Exercise task:
Below are the records; copy each line in them that holds the word "Tracking".

Input:
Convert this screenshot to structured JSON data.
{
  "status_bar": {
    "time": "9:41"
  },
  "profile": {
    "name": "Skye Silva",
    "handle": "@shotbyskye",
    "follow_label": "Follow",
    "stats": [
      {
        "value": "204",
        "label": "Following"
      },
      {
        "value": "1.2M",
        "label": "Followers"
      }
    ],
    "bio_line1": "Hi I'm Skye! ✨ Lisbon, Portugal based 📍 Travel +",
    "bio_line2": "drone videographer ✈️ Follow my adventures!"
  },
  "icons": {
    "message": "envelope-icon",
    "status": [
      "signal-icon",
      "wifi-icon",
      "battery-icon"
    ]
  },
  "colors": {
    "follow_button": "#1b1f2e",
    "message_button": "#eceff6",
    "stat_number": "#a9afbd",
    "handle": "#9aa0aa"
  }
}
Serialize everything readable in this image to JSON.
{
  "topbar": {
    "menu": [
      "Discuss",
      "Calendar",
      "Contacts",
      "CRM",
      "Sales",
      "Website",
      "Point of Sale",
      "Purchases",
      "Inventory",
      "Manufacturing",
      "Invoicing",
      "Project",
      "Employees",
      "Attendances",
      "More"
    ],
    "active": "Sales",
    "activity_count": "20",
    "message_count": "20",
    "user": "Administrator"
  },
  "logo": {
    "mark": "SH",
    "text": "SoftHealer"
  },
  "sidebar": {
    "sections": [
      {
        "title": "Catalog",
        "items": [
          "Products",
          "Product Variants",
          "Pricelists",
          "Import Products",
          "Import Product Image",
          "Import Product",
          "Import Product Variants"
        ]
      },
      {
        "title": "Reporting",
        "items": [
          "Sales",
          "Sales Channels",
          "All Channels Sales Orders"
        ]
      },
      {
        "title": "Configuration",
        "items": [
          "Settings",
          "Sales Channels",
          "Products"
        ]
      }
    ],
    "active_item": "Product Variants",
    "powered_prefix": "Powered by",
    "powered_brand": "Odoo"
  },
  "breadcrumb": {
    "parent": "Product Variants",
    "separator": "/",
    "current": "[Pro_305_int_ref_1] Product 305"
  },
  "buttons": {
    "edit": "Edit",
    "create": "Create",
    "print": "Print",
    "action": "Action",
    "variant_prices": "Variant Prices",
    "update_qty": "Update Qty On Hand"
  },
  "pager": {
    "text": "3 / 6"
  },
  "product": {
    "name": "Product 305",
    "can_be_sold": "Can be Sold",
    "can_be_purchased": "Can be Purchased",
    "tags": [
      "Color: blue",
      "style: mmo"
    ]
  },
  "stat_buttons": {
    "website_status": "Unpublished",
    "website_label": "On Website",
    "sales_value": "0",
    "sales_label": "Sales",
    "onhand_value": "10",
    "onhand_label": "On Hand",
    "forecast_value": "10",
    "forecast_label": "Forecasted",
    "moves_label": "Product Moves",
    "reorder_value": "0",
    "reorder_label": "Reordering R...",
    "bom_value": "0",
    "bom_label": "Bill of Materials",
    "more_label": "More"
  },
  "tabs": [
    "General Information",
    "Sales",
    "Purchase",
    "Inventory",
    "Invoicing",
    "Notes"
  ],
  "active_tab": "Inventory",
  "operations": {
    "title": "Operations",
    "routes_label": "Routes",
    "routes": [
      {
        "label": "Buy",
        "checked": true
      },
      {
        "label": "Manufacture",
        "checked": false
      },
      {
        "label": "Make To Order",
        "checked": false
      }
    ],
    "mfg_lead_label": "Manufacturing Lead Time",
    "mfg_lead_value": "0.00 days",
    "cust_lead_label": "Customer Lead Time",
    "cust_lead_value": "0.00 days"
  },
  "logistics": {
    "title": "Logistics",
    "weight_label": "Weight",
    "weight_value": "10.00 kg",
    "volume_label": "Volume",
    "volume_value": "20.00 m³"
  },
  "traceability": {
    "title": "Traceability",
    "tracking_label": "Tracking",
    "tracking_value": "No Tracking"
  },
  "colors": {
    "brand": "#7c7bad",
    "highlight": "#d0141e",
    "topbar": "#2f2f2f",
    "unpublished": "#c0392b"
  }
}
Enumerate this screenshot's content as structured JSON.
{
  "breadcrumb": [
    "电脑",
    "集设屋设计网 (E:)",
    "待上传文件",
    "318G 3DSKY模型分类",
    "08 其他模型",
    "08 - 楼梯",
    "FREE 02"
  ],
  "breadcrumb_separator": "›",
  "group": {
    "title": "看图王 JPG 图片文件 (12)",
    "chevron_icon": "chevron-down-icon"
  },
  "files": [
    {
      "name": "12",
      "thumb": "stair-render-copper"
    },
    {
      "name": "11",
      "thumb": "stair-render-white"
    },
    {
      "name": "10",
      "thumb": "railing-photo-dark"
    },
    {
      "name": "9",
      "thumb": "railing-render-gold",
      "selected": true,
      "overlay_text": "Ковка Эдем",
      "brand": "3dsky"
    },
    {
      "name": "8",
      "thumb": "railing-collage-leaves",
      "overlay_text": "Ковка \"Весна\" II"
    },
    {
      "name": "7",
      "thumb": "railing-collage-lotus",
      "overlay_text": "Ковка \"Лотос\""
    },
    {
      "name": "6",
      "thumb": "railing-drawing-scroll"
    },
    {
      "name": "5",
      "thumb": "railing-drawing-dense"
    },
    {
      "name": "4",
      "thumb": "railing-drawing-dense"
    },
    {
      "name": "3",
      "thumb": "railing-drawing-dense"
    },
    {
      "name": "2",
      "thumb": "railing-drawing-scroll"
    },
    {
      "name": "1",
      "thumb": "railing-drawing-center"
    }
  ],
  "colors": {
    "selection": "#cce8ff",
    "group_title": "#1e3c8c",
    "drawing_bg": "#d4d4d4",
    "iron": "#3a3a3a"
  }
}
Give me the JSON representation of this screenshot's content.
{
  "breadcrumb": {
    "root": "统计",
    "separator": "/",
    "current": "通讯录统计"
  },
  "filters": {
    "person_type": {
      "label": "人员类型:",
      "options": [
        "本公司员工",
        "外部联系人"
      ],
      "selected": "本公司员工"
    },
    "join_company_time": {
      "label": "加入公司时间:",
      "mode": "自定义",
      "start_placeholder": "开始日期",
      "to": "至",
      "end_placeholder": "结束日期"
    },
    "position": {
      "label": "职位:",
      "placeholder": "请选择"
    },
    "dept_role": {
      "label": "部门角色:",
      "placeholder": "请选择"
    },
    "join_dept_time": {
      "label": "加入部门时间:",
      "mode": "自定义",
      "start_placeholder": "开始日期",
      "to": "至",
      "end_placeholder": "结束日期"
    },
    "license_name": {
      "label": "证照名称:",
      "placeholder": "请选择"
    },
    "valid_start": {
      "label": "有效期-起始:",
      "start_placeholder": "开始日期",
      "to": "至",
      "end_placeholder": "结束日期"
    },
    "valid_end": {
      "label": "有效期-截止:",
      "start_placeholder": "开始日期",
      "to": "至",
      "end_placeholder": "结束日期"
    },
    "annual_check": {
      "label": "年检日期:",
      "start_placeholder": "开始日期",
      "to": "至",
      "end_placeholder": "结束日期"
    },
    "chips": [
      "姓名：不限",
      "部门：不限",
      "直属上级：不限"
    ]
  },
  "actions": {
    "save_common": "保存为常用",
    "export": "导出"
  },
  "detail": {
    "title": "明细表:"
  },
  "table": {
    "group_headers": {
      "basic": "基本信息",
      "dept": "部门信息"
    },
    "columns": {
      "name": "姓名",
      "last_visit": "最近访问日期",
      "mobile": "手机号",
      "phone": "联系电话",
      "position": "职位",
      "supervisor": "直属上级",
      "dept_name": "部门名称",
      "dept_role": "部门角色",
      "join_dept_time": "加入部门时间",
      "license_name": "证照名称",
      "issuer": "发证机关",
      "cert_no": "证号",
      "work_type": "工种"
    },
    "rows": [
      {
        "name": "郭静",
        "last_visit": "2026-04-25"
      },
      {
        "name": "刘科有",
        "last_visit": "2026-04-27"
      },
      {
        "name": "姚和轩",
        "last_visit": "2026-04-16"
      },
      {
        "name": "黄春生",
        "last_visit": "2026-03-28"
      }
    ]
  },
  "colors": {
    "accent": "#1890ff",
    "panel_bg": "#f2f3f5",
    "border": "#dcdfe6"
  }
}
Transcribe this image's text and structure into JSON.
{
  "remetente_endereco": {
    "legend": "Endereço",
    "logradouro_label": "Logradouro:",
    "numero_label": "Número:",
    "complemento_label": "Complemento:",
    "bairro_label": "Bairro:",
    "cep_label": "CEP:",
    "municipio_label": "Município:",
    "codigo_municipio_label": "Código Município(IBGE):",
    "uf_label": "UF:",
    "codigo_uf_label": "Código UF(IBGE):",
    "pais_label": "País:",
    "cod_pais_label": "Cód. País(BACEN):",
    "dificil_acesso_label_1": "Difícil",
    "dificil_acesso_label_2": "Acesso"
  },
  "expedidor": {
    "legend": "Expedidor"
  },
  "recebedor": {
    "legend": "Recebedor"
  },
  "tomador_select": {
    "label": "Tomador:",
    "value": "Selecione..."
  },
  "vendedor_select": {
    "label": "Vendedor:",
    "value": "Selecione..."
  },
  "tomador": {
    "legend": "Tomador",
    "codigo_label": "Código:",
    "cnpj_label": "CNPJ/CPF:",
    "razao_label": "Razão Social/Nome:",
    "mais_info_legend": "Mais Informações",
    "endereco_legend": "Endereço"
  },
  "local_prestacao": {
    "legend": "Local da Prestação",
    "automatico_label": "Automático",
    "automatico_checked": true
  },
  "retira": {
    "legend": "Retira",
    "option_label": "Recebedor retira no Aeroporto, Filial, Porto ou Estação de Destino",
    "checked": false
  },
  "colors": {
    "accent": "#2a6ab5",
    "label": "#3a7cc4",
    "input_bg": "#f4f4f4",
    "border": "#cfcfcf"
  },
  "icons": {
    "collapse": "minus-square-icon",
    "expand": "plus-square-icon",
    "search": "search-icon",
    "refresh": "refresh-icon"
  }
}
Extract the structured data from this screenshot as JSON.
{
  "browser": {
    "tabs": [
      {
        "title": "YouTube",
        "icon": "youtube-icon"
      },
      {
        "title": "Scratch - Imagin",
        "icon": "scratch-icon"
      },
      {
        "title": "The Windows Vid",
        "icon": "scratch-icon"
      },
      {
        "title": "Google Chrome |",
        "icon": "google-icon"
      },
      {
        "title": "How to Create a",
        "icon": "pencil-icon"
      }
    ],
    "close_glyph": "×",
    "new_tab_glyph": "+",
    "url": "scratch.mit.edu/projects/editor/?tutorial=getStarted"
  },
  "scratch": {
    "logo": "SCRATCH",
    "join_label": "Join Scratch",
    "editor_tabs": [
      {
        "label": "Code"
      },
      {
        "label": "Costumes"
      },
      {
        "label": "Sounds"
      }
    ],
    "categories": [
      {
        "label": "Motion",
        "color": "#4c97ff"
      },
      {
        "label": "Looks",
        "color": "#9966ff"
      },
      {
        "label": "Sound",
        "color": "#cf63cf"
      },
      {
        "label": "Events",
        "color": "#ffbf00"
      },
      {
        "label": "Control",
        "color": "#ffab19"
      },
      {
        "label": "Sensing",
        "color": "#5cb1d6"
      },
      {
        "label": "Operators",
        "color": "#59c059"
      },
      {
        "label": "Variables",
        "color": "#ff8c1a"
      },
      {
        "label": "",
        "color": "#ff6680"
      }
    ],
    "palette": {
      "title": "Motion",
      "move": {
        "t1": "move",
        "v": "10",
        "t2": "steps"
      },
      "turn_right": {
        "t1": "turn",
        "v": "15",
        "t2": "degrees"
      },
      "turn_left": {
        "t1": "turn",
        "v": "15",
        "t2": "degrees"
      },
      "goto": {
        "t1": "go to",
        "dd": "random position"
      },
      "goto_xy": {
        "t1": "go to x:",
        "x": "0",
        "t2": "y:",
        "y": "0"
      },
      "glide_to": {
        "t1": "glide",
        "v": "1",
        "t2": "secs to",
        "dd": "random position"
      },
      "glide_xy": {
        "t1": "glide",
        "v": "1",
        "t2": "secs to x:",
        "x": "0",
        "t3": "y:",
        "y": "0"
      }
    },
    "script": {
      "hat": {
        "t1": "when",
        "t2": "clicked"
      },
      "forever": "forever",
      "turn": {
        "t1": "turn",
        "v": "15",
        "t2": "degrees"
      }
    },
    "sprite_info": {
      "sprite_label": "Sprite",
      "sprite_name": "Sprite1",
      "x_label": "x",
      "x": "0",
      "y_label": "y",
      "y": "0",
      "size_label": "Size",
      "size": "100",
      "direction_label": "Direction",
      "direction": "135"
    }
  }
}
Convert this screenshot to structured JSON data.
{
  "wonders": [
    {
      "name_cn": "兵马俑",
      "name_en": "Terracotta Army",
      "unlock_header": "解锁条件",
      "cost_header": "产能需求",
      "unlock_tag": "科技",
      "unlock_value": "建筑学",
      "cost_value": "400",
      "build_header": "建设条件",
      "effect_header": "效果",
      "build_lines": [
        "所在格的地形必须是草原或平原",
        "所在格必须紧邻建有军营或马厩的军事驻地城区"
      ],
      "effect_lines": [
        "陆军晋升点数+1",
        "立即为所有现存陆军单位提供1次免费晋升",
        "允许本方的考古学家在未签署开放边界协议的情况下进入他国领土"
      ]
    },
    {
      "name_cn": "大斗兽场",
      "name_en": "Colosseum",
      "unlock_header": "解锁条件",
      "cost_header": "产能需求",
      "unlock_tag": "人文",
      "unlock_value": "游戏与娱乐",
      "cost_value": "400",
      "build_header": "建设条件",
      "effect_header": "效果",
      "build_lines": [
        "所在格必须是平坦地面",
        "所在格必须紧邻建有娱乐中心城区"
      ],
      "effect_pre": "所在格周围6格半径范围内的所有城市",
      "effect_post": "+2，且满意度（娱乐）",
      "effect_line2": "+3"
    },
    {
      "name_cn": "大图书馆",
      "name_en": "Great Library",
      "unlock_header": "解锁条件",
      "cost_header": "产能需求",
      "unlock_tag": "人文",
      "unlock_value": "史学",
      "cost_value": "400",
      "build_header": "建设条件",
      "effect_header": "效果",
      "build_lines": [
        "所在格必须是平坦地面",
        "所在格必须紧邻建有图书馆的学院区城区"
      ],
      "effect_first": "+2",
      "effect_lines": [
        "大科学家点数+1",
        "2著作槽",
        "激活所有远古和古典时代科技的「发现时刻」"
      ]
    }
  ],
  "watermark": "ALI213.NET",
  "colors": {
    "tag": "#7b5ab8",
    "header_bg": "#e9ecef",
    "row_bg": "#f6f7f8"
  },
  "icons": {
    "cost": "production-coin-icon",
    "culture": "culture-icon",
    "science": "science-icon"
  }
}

Full response:
    "tracking_label": "Tracking",
    "tracking_value": "No Tracking"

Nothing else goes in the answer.